Written task » Pictures stay out; everything else in the records below is copied exactly.

Available records »
********************

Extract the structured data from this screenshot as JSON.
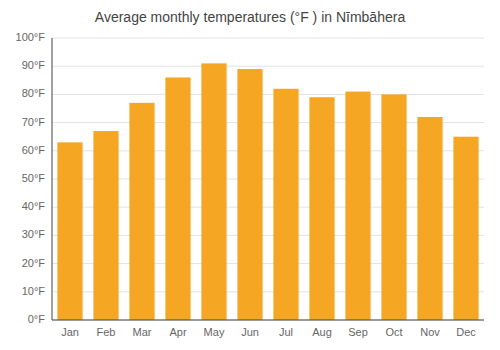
{
  "chart_data": {
    "type": "bar",
    "title": "Average monthly temperatures (°F ) in Nīmbāhera",
    "categories": [
      "Jan",
      "Feb",
      "Mar",
      "Apr",
      "May",
      "Jun",
      "Jul",
      "Aug",
      "Sep",
      "Oct",
      "Nov",
      "Dec"
    ],
    "values": [
      63,
      67,
      77,
      86,
      91,
      89,
      82,
      79,
      81,
      80,
      72,
      65
    ],
    "color": "#F5A623",
    "ylim": [
      0,
      100
    ],
    "yticks": [
      {
        "value": 0,
        "label": "0°F"
      },
      {
        "value": 10,
        "label": "10°F"
      },
      {
        "value": 20,
        "label": "20°F"
      },
      {
        "value": 30,
        "label": "30°F"
      },
      {
        "value": 40,
        "label": "40°F"
      },
      {
        "value": 50,
        "label": "50°F"
      },
      {
        "value": 60,
        "label": "60°F"
      },
      {
        "value": 70,
        "label": "70°F"
      },
      {
        "value": 80,
        "label": "80°F"
      },
      {
        "value": 90,
        "label": "90°F"
      },
      {
        "value": 100,
        "label": "100°F"
      }
    ],
    "grid": true
  }
}
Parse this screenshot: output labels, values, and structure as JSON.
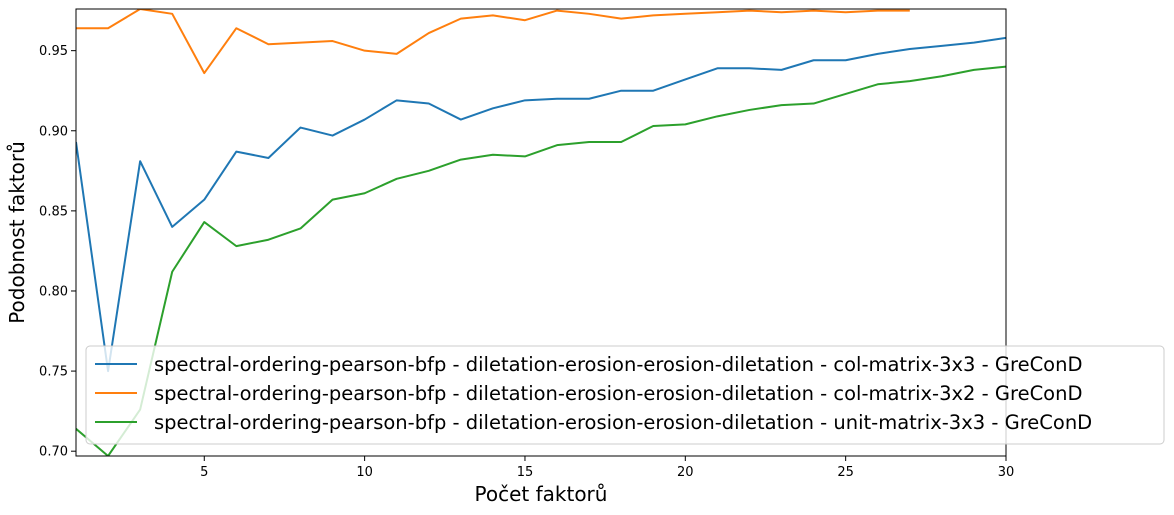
{
  "chart_data": {
    "type": "line",
    "title": "",
    "xlabel": "Počet faktorů",
    "ylabel": "Podobnost faktorů",
    "xlim": [
      1,
      30
    ],
    "ylim": [
      0.697,
      0.976
    ],
    "xticks": [
      5,
      10,
      15,
      20,
      25,
      30
    ],
    "yticks": [
      0.7,
      0.75,
      0.8,
      0.85,
      0.9,
      0.95
    ],
    "grid": false,
    "legend_position": "lower-right",
    "series": [
      {
        "name": "spectral-ordering-pearson-bfp - diletation-erosion-erosion-diletation - col-matrix-3x3 - GreConD",
        "color": "#1f77b4",
        "x": [
          1,
          2,
          3,
          4,
          5,
          6,
          7,
          8,
          9,
          10,
          11,
          12,
          13,
          14,
          15,
          16,
          17,
          18,
          19,
          20,
          21,
          22,
          23,
          24,
          25,
          26,
          27,
          28,
          29,
          30
        ],
        "y": [
          0.893,
          0.75,
          0.881,
          0.84,
          0.857,
          0.887,
          0.883,
          0.902,
          0.897,
          0.907,
          0.919,
          0.917,
          0.907,
          0.914,
          0.919,
          0.92,
          0.92,
          0.925,
          0.925,
          0.932,
          0.939,
          0.939,
          0.938,
          0.944,
          0.944,
          0.948,
          0.951,
          0.953,
          0.955,
          0.958
        ]
      },
      {
        "name": "spectral-ordering-pearson-bfp - diletation-erosion-erosion-diletation - col-matrix-3x2 - GreConD",
        "color": "#ff7f0e",
        "x": [
          1,
          2,
          3,
          4,
          5,
          6,
          7,
          8,
          9,
          10,
          11,
          12,
          13,
          14,
          15,
          16,
          17,
          18,
          19,
          20,
          21,
          22,
          23,
          24,
          25,
          26,
          27
        ],
        "y": [
          0.964,
          0.964,
          0.976,
          0.973,
          0.936,
          0.964,
          0.954,
          0.955,
          0.956,
          0.95,
          0.948,
          0.961,
          0.97,
          0.972,
          0.969,
          0.975,
          0.973,
          0.97,
          0.972,
          0.973,
          0.974,
          0.975,
          0.974,
          0.975,
          0.974,
          0.975,
          0.975
        ]
      },
      {
        "name": "spectral-ordering-pearson-bfp - diletation-erosion-erosion-diletation - unit-matrix-3x3 - GreConD",
        "color": "#2ca02c",
        "x": [
          1,
          2,
          3,
          4,
          5,
          6,
          7,
          8,
          9,
          10,
          11,
          12,
          13,
          14,
          15,
          16,
          17,
          18,
          19,
          20,
          21,
          22,
          23,
          24,
          25,
          26,
          27,
          28,
          29,
          30
        ],
        "y": [
          0.714,
          0.697,
          0.726,
          0.812,
          0.843,
          0.828,
          0.832,
          0.839,
          0.857,
          0.861,
          0.87,
          0.875,
          0.882,
          0.885,
          0.884,
          0.891,
          0.893,
          0.893,
          0.903,
          0.904,
          0.909,
          0.913,
          0.916,
          0.917,
          0.923,
          0.929,
          0.931,
          0.934,
          0.938,
          0.94
        ]
      }
    ]
  }
}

********************

Answer to the task »
Extract the structured data from this screenshot as JSON.
{
  "chart_data": {
    "type": "bar",
    "title": "Average monthly temperatures (°F ) in Nīmbāhera",
    "categories": [
      "Jan",
      "Feb",
      "Mar",
      "Apr",
      "May",
      "Jun",
      "Jul",
      "Aug",
      "Sep",
      "Oct",
      "Nov",
      "Dec"
    ],
    "values": [
      63,
      67,
      77,
      86,
      91,
      89,
      82,
      79,
      81,
      80,
      72,
      65
    ],
    "color": "#F5A623",
    "ylim": [
      0,
      100
    ],
    "yticks": [
      {
        "value": 0,
        "label": "0°F"
      },
      {
        "value": 10,
        "label": "10°F"
      },
      {
        "value": 20,
        "label": "20°F"
      },
      {
        "value": 30,
        "label": "30°F"
      },
      {
        "value": 40,
        "label": "40°F"
      },
      {
        "value": 50,
        "label": "50°F"
      },
      {
        "value": 60,
        "label": "60°F"
      },
      {
        "value": 70,
        "label": "70°F"
      },
      {
        "value": 80,
        "label": "80°F"
      },
      {
        "value": 90,
        "label": "90°F"
      },
      {
        "value": 100,
        "label": "100°F"
      }
    ],
    "grid": true
  }
}
Parse this screenshot: output labels, values, and structure as JSON.
{
  "chart_data": {
    "type": "line",
    "title": "",
    "xlabel": "Počet faktorů",
    "ylabel": "Podobnost faktorů",
    "xlim": [
      1,
      30
    ],
    "ylim": [
      0.697,
      0.976
    ],
    "xticks": [
      5,
      10,
      15,
      20,
      25,
      30
    ],
    "yticks": [
      0.7,
      0.75,
      0.8,
      0.85,
      0.9,
      0.95
    ],
    "grid": false,
    "legend_position": "lower-right",
    "series": [
      {
        "name": "spectral-ordering-pearson-bfp - diletation-erosion-erosion-diletation - col-matrix-3x3 - GreConD",
        "color": "#1f77b4",
        "x": [
          1,
          2,
          3,
          4,
          5,
          6,
          7,
          8,
          9,
          10,
          11,
          12,
          13,
          14,
          15,
          16,
          17,
          18,
          19,
          20,
          21,
          22,
          23,
          24,
          25,
          26,
          27,
          28,
          29,
          30
        ],
        "y": [
          0.893,
          0.75,
          0.881,
          0.84,
          0.857,
          0.887,
          0.883,
          0.902,
          0.897,
          0.907,
          0.919,
          0.917,
          0.907,
          0.914,
          0.919,
          0.92,
          0.92,
          0.925,
          0.925,
          0.932,
          0.939,
          0.939,
          0.938,
          0.944,
          0.944,
          0.948,
          0.951,
          0.953,
          0.955,
          0.958
        ]
      },
      {
        "name": "spectral-ordering-pearson-bfp - diletation-erosion-erosion-diletation - col-matrix-3x2 - GreConD",
        "color": "#ff7f0e",
        "x": [
          1,
          2,
          3,
          4,
          5,
          6,
          7,
          8,
          9,
          10,
          11,
          12,
          13,
          14,
          15,
          16,
          17,
          18,
          19,
          20,
          21,
          22,
          23,
          24,
          25,
          26,
          27
        ],
        "y": [
          0.964,
          0.964,
          0.976,
          0.973,
          0.936,
          0.964,
          0.954,
          0.955,
          0.956,
          0.95,
          0.948,
          0.961,
          0.97,
          0.972,
          0.969,
          0.975,
          0.973,
          0.97,
          0.972,
          0.973,
          0.974,
          0.975,
          0.974,
          0.975,
          0.974,
          0.975,
          0.975
        ]
      },
      {
        "name": "spectral-ordering-pearson-bfp - diletation-erosion-erosion-diletation - unit-matrix-3x3 - GreConD",
        "color": "#2ca02c",
        "x": [
          1,
          2,
          3,
          4,
          5,
          6,
          7,
          8,
          9,
          10,
          11,
          12,
          13,
          14,
          15,
          16,
          17,
          18,
          19,
          20,
          21,
          22,
          23,
          24,
          25,
          26,
          27,
          28,
          29,
          30
        ],
        "y": [
          0.714,
          0.697,
          0.726,
          0.812,
          0.843,
          0.828,
          0.832,
          0.839,
          0.857,
          0.861,
          0.87,
          0.875,
          0.882,
          0.885,
          0.884,
          0.891,
          0.893,
          0.893,
          0.903,
          0.904,
          0.909,
          0.913,
          0.916,
          0.917,
          0.923,
          0.929,
          0.931,
          0.934,
          0.938,
          0.94
        ]
      }
    ]
  }
}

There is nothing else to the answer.